*Instruction*. Pick out each line of the records that includes the string "SEGURA", and copy it.

*Provided information*.

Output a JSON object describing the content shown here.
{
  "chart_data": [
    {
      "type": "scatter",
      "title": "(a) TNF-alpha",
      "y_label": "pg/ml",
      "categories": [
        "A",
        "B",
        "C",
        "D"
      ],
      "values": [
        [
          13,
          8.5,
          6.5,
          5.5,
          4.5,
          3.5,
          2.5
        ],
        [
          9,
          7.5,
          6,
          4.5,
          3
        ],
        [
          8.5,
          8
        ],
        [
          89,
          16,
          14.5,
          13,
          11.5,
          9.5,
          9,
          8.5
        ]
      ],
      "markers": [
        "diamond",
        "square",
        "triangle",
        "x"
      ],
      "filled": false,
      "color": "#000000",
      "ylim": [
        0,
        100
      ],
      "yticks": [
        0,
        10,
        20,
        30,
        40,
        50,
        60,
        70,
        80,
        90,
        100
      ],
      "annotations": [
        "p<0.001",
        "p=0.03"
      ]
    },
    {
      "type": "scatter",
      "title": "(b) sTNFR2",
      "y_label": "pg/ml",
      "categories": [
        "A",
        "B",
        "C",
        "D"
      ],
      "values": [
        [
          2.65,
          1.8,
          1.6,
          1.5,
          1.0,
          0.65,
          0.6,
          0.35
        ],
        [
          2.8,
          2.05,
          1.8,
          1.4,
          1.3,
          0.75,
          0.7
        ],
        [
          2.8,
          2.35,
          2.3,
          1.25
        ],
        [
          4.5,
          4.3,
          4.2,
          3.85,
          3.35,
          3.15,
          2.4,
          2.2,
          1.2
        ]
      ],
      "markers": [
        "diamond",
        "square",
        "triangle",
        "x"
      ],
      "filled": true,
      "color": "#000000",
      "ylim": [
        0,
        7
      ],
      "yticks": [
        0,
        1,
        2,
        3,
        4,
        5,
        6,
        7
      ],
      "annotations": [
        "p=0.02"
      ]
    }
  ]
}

==

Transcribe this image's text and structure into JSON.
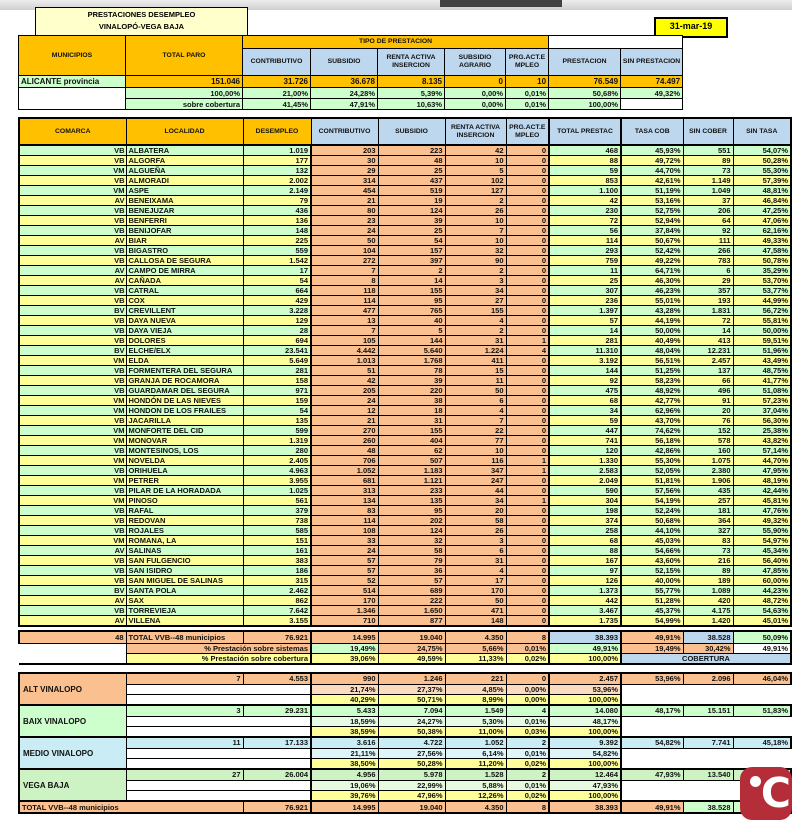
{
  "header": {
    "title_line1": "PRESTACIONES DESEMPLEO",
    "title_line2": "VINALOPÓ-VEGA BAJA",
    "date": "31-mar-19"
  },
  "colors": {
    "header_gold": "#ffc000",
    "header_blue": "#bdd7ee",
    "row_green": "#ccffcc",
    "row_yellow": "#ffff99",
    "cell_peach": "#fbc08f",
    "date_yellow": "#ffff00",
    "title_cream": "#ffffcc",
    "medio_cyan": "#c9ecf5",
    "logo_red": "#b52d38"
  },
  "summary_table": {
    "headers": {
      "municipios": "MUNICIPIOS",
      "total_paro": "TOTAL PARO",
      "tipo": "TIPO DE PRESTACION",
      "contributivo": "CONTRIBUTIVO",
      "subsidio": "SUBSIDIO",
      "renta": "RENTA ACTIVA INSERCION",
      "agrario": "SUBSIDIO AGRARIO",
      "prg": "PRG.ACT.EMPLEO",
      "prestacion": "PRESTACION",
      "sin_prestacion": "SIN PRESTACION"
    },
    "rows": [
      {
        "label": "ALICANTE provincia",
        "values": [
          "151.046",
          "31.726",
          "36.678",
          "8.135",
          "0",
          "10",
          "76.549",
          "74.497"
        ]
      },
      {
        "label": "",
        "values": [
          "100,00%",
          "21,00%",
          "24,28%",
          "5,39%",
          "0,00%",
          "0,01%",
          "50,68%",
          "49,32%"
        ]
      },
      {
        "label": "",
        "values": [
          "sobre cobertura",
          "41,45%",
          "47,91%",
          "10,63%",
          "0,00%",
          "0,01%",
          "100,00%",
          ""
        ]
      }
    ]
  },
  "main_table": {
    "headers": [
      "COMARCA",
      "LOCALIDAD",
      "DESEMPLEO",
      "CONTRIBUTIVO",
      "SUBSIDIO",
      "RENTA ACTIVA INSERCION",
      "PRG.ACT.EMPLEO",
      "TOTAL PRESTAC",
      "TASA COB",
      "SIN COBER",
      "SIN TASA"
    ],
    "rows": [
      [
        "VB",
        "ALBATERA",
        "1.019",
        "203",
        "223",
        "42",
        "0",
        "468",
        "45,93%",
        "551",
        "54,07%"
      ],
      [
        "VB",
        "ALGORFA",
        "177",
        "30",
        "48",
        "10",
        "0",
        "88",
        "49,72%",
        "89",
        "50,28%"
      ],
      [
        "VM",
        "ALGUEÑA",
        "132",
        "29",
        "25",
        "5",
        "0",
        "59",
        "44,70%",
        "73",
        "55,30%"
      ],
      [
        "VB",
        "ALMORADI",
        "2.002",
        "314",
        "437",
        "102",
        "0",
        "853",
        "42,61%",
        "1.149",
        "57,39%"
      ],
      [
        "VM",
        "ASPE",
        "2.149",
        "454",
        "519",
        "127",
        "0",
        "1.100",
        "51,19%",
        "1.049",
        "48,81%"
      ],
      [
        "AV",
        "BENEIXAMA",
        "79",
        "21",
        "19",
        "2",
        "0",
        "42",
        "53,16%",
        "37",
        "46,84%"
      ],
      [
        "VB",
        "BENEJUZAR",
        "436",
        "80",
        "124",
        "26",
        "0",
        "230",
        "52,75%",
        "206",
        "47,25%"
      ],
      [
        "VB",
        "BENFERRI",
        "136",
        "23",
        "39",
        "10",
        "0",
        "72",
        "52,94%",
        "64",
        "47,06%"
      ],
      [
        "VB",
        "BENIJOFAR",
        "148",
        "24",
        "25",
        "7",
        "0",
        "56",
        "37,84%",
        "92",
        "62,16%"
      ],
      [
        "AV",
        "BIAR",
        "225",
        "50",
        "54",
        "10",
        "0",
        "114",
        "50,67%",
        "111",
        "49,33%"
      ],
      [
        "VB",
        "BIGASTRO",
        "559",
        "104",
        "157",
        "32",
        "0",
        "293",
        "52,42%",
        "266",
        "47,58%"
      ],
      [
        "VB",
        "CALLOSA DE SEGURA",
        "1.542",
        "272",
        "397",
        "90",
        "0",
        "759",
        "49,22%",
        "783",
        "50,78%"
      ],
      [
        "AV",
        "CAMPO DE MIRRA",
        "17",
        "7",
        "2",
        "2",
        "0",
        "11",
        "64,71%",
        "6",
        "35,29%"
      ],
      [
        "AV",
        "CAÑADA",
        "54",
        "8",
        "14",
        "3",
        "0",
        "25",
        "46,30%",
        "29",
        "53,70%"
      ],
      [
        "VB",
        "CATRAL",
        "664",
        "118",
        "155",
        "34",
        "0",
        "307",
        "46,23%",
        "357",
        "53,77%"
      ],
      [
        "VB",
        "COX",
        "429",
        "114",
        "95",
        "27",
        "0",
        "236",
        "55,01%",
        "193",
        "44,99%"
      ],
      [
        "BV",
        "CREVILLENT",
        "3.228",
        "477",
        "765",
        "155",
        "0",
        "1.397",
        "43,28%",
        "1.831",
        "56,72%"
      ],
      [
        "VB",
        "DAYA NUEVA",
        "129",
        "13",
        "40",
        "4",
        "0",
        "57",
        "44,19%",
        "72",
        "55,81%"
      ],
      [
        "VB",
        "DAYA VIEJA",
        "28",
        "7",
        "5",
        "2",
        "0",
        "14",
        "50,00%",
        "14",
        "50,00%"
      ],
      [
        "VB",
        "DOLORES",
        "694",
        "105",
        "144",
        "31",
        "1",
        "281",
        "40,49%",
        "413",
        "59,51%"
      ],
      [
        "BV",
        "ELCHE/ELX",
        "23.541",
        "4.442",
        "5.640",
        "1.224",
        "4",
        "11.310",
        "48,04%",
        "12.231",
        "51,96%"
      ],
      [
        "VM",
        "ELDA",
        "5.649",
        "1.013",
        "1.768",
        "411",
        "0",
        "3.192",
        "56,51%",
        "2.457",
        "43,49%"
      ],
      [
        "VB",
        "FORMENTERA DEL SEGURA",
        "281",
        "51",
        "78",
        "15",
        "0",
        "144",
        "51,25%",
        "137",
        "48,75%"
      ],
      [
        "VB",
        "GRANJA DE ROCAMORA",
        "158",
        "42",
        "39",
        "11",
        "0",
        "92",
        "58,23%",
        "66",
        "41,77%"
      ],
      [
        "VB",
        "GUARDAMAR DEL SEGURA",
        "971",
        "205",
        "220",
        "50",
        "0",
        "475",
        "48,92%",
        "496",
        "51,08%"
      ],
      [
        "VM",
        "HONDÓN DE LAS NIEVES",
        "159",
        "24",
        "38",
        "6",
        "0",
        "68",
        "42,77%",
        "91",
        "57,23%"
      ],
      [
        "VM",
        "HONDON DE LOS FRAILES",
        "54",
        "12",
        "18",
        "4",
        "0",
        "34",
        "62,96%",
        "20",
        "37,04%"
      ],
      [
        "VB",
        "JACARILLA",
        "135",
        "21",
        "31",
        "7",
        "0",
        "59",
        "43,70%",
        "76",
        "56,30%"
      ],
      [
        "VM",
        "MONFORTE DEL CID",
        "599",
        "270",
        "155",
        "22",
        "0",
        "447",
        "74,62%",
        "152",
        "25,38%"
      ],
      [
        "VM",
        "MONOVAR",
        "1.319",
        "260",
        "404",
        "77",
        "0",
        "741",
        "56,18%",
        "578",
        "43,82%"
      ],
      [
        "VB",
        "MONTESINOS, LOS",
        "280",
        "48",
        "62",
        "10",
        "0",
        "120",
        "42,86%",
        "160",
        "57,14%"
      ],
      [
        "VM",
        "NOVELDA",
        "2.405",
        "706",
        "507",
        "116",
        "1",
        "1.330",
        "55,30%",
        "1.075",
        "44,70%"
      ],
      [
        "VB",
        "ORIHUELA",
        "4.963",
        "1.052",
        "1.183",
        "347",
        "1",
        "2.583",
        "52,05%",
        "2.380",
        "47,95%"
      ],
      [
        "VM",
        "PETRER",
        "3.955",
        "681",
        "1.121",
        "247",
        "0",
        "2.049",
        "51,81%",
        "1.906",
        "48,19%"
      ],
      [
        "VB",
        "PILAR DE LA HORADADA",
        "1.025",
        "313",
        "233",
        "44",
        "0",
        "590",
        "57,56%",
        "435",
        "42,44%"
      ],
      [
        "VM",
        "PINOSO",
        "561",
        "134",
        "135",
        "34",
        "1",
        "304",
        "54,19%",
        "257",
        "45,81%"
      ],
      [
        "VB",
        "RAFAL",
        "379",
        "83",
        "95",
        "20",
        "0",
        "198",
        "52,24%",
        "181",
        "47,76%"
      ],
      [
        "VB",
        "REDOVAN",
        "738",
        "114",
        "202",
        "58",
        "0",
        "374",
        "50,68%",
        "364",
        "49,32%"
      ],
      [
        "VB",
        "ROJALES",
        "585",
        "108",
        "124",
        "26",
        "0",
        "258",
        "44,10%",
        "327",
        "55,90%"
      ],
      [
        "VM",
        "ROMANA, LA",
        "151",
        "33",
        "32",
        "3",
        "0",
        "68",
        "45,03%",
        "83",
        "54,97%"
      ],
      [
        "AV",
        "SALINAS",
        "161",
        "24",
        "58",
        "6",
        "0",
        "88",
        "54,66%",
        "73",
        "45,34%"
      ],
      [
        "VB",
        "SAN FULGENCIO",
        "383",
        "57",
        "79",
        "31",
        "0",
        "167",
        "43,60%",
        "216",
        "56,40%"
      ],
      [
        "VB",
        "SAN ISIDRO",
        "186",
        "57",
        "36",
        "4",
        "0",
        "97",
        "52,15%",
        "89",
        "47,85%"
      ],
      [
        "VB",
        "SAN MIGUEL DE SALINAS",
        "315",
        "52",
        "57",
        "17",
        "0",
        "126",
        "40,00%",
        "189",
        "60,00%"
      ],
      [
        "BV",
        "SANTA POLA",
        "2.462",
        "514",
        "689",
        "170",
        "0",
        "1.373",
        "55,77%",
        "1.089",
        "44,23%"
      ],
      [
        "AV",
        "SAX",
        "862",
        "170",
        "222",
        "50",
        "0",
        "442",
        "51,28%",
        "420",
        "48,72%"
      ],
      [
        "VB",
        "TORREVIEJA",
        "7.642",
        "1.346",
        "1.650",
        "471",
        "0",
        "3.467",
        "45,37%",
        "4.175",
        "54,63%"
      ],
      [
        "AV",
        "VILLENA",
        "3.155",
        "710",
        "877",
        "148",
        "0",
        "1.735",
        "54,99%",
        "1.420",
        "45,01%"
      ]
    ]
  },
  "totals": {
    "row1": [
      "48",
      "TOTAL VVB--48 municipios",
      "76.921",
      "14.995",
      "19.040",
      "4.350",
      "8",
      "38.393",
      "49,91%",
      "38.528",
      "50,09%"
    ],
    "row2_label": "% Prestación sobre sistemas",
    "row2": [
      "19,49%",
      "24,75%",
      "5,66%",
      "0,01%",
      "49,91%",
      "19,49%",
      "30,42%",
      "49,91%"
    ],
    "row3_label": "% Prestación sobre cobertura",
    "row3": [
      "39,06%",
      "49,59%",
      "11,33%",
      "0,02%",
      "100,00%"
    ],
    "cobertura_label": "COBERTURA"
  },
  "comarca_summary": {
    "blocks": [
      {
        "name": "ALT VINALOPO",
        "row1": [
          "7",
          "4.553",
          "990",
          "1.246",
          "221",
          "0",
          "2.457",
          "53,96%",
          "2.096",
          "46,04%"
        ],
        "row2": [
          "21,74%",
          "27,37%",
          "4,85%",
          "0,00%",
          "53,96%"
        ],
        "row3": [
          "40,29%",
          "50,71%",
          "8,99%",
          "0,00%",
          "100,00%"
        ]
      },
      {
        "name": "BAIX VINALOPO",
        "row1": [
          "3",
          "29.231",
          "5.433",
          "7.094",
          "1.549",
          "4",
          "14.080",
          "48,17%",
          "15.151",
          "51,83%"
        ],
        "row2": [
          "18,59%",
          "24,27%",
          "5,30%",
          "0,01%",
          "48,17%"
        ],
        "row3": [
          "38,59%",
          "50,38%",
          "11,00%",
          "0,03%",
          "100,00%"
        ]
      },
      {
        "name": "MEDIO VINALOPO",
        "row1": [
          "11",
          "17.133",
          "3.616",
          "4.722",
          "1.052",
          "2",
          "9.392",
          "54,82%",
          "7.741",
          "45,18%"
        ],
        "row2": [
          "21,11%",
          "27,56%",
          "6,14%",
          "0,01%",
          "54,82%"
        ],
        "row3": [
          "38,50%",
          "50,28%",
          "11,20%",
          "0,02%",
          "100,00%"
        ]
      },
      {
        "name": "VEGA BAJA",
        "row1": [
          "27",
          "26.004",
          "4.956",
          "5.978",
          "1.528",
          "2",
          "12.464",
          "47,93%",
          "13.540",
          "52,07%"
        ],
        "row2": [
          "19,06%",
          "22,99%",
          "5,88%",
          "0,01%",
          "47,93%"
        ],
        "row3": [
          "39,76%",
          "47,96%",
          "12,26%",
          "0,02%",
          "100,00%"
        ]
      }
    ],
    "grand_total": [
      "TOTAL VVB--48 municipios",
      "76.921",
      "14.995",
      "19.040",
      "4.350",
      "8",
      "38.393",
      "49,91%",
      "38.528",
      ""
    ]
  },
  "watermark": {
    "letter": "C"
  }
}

*Written solution*.
        "CALLOSA DE SEGURA",
        "FORMENTERA DEL SEGURA",
        "GUARDAMAR DEL SEGURA",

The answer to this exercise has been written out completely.